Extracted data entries

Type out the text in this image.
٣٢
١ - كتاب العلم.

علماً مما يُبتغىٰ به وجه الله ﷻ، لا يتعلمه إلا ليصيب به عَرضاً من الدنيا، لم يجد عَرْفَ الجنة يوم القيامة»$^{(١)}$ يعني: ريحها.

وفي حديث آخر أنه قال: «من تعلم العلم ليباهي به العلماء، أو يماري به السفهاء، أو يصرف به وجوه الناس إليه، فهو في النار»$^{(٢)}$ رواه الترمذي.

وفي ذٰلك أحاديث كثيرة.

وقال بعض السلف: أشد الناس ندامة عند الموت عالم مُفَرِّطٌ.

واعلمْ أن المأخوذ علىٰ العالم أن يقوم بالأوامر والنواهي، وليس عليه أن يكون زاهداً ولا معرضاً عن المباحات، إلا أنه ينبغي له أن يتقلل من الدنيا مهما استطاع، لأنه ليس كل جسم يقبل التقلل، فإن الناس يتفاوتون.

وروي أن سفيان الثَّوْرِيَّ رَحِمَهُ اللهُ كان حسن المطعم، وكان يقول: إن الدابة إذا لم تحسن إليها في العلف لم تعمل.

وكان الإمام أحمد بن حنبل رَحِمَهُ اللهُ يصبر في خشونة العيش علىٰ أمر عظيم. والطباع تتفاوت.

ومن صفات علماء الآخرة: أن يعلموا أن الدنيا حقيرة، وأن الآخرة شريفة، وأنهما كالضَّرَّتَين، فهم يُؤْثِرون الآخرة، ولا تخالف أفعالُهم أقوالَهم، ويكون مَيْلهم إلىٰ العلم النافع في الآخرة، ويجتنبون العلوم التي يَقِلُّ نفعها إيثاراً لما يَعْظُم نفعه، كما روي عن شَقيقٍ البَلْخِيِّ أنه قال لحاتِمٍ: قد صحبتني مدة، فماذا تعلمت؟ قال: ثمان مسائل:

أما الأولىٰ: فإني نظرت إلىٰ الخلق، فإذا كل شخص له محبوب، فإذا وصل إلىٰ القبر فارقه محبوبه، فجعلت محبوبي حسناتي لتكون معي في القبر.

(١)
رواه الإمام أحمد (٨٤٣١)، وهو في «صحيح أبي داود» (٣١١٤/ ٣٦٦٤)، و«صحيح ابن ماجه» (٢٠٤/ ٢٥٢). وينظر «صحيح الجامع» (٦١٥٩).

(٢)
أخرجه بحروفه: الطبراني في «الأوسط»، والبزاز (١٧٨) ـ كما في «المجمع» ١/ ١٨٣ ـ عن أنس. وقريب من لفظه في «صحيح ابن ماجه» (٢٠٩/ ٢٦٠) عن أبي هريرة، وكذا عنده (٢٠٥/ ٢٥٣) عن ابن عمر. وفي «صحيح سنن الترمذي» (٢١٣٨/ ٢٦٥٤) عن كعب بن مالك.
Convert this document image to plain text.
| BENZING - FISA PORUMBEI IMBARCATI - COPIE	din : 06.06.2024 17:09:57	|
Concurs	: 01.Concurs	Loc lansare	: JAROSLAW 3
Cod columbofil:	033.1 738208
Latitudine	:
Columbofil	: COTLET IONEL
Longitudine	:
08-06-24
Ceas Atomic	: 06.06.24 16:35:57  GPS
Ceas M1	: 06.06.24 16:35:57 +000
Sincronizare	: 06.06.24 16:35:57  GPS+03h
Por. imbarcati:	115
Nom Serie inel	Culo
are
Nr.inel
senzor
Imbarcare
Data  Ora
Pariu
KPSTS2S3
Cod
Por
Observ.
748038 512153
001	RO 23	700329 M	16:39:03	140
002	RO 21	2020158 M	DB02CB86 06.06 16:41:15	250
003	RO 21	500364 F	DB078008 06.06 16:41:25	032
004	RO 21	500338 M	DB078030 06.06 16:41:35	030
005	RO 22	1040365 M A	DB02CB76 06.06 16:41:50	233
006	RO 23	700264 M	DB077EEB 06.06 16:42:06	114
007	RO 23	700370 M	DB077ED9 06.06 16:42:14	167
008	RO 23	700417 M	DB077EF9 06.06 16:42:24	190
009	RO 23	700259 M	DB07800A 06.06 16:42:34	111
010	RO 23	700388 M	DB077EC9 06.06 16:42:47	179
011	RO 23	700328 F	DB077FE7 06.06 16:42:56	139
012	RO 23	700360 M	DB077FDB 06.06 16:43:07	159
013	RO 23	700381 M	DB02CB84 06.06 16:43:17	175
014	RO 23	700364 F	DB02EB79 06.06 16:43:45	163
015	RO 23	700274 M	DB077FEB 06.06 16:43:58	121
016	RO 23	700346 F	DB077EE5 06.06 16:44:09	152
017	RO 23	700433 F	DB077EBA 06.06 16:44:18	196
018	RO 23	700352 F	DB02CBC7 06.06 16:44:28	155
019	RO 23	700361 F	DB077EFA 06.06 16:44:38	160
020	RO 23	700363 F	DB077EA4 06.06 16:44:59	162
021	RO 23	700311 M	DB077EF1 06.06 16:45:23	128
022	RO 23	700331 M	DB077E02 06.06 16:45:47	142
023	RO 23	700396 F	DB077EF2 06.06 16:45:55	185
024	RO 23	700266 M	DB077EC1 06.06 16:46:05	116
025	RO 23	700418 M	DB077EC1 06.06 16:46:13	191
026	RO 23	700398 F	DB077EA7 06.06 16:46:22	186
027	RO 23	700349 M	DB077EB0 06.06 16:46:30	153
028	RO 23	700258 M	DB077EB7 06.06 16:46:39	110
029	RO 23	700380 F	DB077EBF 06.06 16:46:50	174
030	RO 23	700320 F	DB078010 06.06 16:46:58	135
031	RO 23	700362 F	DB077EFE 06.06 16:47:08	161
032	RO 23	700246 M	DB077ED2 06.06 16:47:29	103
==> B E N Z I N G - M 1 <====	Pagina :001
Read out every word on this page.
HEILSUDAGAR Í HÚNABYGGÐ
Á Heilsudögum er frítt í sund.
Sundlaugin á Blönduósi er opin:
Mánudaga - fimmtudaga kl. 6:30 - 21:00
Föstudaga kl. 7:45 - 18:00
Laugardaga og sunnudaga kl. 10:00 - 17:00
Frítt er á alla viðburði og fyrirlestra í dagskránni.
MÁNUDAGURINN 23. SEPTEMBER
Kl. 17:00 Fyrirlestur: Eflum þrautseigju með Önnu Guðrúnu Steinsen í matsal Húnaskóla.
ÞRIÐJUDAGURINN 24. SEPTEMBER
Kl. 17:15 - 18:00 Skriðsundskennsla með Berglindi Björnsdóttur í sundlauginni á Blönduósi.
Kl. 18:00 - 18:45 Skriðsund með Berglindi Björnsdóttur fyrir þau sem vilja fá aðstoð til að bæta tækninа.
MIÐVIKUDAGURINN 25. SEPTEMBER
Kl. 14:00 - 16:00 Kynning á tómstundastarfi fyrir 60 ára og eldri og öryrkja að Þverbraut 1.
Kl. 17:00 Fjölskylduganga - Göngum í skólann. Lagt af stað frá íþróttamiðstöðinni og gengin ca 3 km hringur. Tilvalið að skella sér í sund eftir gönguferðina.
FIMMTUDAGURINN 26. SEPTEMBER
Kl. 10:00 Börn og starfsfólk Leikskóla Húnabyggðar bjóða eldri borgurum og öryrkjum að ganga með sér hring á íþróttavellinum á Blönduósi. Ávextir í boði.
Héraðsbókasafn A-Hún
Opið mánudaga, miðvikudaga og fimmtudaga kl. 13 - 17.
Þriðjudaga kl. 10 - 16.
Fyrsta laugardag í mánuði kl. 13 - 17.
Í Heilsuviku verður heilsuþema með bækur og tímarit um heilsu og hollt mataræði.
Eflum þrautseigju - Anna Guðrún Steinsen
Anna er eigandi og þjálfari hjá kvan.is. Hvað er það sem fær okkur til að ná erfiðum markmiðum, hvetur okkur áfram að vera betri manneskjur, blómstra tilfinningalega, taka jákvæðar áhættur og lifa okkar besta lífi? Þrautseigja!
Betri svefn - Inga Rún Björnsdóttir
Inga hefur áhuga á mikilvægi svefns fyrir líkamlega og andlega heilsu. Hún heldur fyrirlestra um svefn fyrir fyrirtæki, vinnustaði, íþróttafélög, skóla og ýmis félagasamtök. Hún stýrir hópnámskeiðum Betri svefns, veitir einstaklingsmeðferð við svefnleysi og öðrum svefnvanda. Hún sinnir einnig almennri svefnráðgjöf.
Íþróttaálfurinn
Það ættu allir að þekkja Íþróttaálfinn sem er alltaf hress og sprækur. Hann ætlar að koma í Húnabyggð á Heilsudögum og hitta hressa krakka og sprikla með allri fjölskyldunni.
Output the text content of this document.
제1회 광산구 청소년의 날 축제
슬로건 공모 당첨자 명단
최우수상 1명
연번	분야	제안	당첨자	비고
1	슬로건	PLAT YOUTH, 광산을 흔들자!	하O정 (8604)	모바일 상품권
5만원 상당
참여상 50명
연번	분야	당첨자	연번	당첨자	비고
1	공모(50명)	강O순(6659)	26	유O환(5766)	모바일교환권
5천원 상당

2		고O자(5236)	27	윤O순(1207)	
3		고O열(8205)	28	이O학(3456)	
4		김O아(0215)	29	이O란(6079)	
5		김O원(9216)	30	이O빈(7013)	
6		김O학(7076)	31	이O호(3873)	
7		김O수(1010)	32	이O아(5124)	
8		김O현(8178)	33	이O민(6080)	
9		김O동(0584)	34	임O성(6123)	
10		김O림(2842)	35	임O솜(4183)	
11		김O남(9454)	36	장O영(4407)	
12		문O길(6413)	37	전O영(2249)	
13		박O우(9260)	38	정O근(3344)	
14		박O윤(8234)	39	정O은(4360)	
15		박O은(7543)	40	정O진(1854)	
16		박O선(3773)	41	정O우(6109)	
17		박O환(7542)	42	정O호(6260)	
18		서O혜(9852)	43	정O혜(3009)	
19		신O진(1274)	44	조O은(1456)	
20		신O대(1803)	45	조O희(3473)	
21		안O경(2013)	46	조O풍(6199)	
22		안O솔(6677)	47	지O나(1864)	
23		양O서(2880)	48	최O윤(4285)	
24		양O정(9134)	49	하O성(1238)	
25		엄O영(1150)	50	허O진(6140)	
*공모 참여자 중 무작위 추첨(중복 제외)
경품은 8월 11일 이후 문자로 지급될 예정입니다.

▸ **Brief**
Repeat, word for word, every line from the line that contains "Output the text content of this document." to the end of the entries; include both of those lines and no others.

▸ **Expected output**
Output the text content of this document.
제1회 광산구 청소년의 날 축제
슬로건 공모 당첨자 명단
최우수상 1명
연번	분야	제안	당첨자	비고
1	슬로건	PLAT YOUTH, 광산을 흔들자!	하O정 (8604)	모바일 상품권
5만원 상당
참여상 50명
연번	분야	당첨자	연번	당첨자	비고
1	공모(50명)	강O순(6659)	26	유O환(5766)	모바일교환권
5천원 상당

2		고O자(5236)	27	윤O순(1207)	
3		고O열(8205)	28	이O학(3456)	
4		김O아(0215)	29	이O란(6079)	
5		김O원(9216)	30	이O빈(7013)	
6		김O학(7076)	31	이O호(3873)	
7		김O수(1010)	32	이O아(5124)	
8		김O현(8178)	33	이O민(6080)	
9		김O동(0584)	34	임O성(6123)	
10		김O림(2842)	35	임O솜(4183)	
11		김O남(9454)	36	장O영(4407)	
12		문O길(6413)	37	전O영(2249)	
13		박O우(9260)	38	정O근(3344)	
14		박O윤(8234)	39	정O은(4360)	
15		박O은(7543)	40	정O진(1854)	
16		박O선(3773)	41	정O우(6109)	
17		박O환(7542)	42	정O호(6260)	
18		서O혜(9852)	43	정O혜(3009)	
19		신O진(1274)	44	조O은(1456)	
20		신O대(1803)	45	조O희(3473)	
21		안O경(2013)	46	조O풍(6199)	
22		안O솔(6677)	47	지O나(1864)	
23		양O서(2880)	48	최O윤(4285)	
24		양O정(9134)	49	하O성(1238)	
25		엄O영(1150)	50	허O진(6140)	
*공모 참여자 중 무작위 추첨(중복 제외)
경품은 8월 11일 이후 문자로 지급될 예정입니다.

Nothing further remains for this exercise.